*** RECORDS TO USE
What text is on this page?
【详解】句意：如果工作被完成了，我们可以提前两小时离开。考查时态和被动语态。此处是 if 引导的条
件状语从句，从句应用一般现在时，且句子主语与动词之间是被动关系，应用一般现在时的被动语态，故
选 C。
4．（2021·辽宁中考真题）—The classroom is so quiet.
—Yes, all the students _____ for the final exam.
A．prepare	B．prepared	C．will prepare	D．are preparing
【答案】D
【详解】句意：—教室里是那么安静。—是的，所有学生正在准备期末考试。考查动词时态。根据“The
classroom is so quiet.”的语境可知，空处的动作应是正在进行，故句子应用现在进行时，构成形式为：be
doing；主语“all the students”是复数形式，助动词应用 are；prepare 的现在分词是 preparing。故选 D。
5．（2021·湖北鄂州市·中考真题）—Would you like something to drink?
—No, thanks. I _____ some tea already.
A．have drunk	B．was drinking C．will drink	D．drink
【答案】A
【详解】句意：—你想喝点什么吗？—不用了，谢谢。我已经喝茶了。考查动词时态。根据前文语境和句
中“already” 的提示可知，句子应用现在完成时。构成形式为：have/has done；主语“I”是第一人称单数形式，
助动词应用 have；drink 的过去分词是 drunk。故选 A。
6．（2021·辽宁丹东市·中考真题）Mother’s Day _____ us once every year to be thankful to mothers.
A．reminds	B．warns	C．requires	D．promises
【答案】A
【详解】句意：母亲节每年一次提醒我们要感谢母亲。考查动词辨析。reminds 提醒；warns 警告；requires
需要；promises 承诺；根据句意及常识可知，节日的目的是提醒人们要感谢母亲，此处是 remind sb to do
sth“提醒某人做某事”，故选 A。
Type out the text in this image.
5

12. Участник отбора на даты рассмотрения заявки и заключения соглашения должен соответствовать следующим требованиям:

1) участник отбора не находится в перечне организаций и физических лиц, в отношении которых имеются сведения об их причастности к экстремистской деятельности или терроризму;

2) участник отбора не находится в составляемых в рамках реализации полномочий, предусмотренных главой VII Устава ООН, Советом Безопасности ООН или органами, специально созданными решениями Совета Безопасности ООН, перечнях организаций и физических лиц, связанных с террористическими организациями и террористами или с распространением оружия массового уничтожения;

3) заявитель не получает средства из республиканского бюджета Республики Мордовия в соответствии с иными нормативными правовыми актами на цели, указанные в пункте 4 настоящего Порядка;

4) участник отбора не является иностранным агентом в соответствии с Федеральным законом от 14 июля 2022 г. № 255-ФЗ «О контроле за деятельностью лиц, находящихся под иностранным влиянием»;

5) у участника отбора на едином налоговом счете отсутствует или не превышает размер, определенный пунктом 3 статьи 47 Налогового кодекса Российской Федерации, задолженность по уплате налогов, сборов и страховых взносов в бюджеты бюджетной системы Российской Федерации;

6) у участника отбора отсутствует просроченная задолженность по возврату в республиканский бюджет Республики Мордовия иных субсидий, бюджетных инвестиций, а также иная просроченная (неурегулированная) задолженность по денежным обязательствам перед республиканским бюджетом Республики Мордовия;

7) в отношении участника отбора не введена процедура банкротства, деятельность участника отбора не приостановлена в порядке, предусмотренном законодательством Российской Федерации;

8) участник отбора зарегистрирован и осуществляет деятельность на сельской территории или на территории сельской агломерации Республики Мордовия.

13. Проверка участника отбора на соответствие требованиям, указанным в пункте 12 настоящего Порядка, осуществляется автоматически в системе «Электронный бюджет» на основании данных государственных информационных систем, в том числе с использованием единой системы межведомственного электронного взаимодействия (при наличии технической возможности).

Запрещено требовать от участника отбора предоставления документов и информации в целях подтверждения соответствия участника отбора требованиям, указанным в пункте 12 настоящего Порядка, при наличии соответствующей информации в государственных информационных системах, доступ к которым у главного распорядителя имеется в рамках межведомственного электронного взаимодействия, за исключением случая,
******
INSTRUCTIONS FOR THE TASK:
Copy every line of the listing where the word "classroom" appears.

COMPLETED TASK:
4．（2021·辽宁中考真题）—The classroom is so quiet.
classroom is so quiet.”的语境可知，空处的动作应是正在进行，故句子应用现在进行时，构成形式为：be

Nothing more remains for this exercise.